- What the exercise asks -
Repeat each entry exactly and drop the pictures.

- Data in this exercise -
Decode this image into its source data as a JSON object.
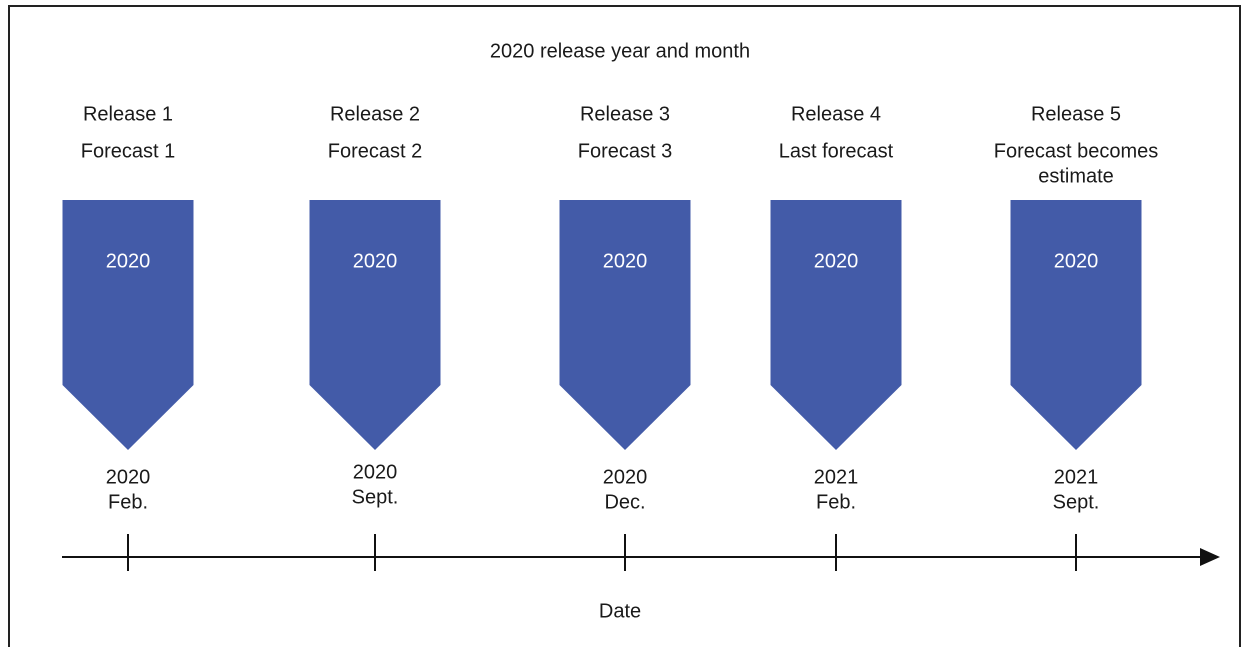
{
  "title": "2020 release year and month",
  "axis_label": "Date",
  "releases": [
    {
      "release": "Release 1",
      "forecast": [
        "Forecast 1"
      ],
      "year": "2020",
      "date_year": "2020",
      "date_month": "Feb."
    },
    {
      "release": "Release 2",
      "forecast": [
        "Forecast 2"
      ],
      "year": "2020",
      "date_year": "2020",
      "date_month": "Sept."
    },
    {
      "release": "Release 3",
      "forecast": [
        "Forecast 3"
      ],
      "year": "2020",
      "date_year": "2020",
      "date_month": "Dec."
    },
    {
      "release": "Release 4",
      "forecast": [
        "Last forecast"
      ],
      "year": "2020",
      "date_year": "2021",
      "date_month": "Feb."
    },
    {
      "release": "Release 5",
      "forecast": [
        "Forecast becomes",
        "estimate"
      ],
      "year": "2020",
      "date_year": "2021",
      "date_month": "Sept."
    }
  ]
}
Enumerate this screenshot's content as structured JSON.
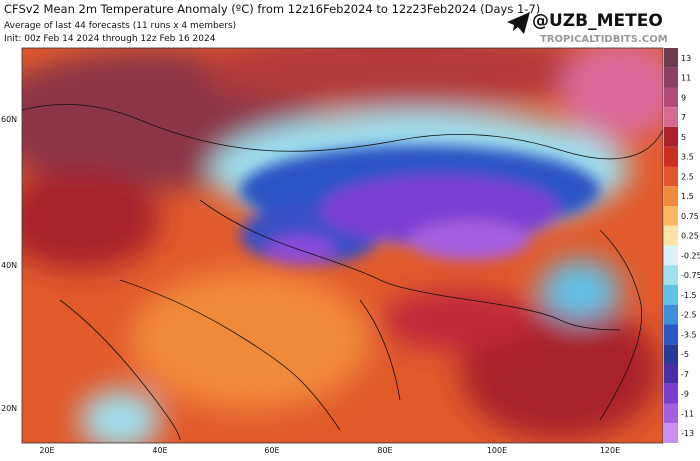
{
  "header": {
    "title": "CFSv2 Mean 2m Temperature Anomaly (ºC) from 12z16Feb2024 to 12z23Feb2024 (Days 1-7)",
    "subtitle": "Average of last 44 forecasts (11 runs x 4 members)",
    "init": "Init: 00z Feb 14 2024 through 12z Feb 16 2024",
    "handle": "@UZB_METEO",
    "source": "TROPICALTIDBITS.COM"
  },
  "map": {
    "lat_labels": [
      "60N",
      "40N",
      "20N"
    ],
    "lon_labels": [
      "20E",
      "40E",
      "60E",
      "80E",
      "100E",
      "120E"
    ]
  },
  "colorbar": [
    {
      "label": "13",
      "color": "#6e3b4e"
    },
    {
      "label": "11",
      "color": "#8c3f63"
    },
    {
      "label": "9",
      "color": "#b24a7c"
    },
    {
      "label": "7",
      "color": "#d46a92"
    },
    {
      "label": "5",
      "color": "#a8212a"
    },
    {
      "label": "3.5",
      "color": "#cc2f22"
    },
    {
      "label": "2.5",
      "color": "#e2542a"
    },
    {
      "label": "1.5",
      "color": "#f08a3a"
    },
    {
      "label": "0.75",
      "color": "#f7b860"
    },
    {
      "label": "0.25",
      "color": "#fbe3a8"
    },
    {
      "label": "-0.25",
      "color": "#d8f2f5"
    },
    {
      "label": "-0.75",
      "color": "#9fe0ef"
    },
    {
      "label": "-1.5",
      "color": "#5fc2e8"
    },
    {
      "label": "-2.5",
      "color": "#3b8fdc"
    },
    {
      "label": "-3.5",
      "color": "#2a55c4"
    },
    {
      "label": "-5",
      "color": "#283a9a"
    },
    {
      "label": "-7",
      "color": "#4b2fa8"
    },
    {
      "label": "-9",
      "color": "#7b3fd0"
    },
    {
      "label": "-11",
      "color": "#a65ee0"
    },
    {
      "label": "-13",
      "color": "#c98cf0"
    }
  ]
}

- Solution -
Decode this image into its source data as a JSON object.
{
  "title": "2020 release year and month",
  "axis_label": "Date",
  "releases": [
    {
      "release": "Release 1",
      "forecast": [
        "Forecast 1"
      ],
      "year": "2020",
      "date_year": "2020",
      "date_month": "Feb."
    },
    {
      "release": "Release 2",
      "forecast": [
        "Forecast 2"
      ],
      "year": "2020",
      "date_year": "2020",
      "date_month": "Sept."
    },
    {
      "release": "Release 3",
      "forecast": [
        "Forecast 3"
      ],
      "year": "2020",
      "date_year": "2020",
      "date_month": "Dec."
    },
    {
      "release": "Release 4",
      "forecast": [
        "Last forecast"
      ],
      "year": "2020",
      "date_year": "2021",
      "date_month": "Feb."
    },
    {
      "release": "Release 5",
      "forecast": [
        "Forecast becomes",
        "estimate"
      ],
      "year": "2020",
      "date_year": "2021",
      "date_month": "Sept."
    }
  ]
}
Enumerate this screenshot's content as structured JSON.
{
  "header": {
    "title": "CFSv2 Mean 2m Temperature Anomaly (ºC) from 12z16Feb2024 to 12z23Feb2024 (Days 1-7)",
    "subtitle": "Average of last 44 forecasts (11 runs x 4 members)",
    "init": "Init: 00z Feb 14 2024 through 12z Feb 16 2024",
    "handle": "@UZB_METEO",
    "source": "TROPICALTIDBITS.COM"
  },
  "map": {
    "lat_labels": [
      "60N",
      "40N",
      "20N"
    ],
    "lon_labels": [
      "20E",
      "40E",
      "60E",
      "80E",
      "100E",
      "120E"
    ]
  },
  "colorbar": [
    {
      "label": "13",
      "color": "#6e3b4e"
    },
    {
      "label": "11",
      "color": "#8c3f63"
    },
    {
      "label": "9",
      "color": "#b24a7c"
    },
    {
      "label": "7",
      "color": "#d46a92"
    },
    {
      "label": "5",
      "color": "#a8212a"
    },
    {
      "label": "3.5",
      "color": "#cc2f22"
    },
    {
      "label": "2.5",
      "color": "#e2542a"
    },
    {
      "label": "1.5",
      "color": "#f08a3a"
    },
    {
      "label": "0.75",
      "color": "#f7b860"
    },
    {
      "label": "0.25",
      "color": "#fbe3a8"
    },
    {
      "label": "-0.25",
      "color": "#d8f2f5"
    },
    {
      "label": "-0.75",
      "color": "#9fe0ef"
    },
    {
      "label": "-1.5",
      "color": "#5fc2e8"
    },
    {
      "label": "-2.5",
      "color": "#3b8fdc"
    },
    {
      "label": "-3.5",
      "color": "#2a55c4"
    },
    {
      "label": "-5",
      "color": "#283a9a"
    },
    {
      "label": "-7",
      "color": "#4b2fa8"
    },
    {
      "label": "-9",
      "color": "#7b3fd0"
    },
    {
      "label": "-11",
      "color": "#a65ee0"
    },
    {
      "label": "-13",
      "color": "#c98cf0"
    }
  ]
}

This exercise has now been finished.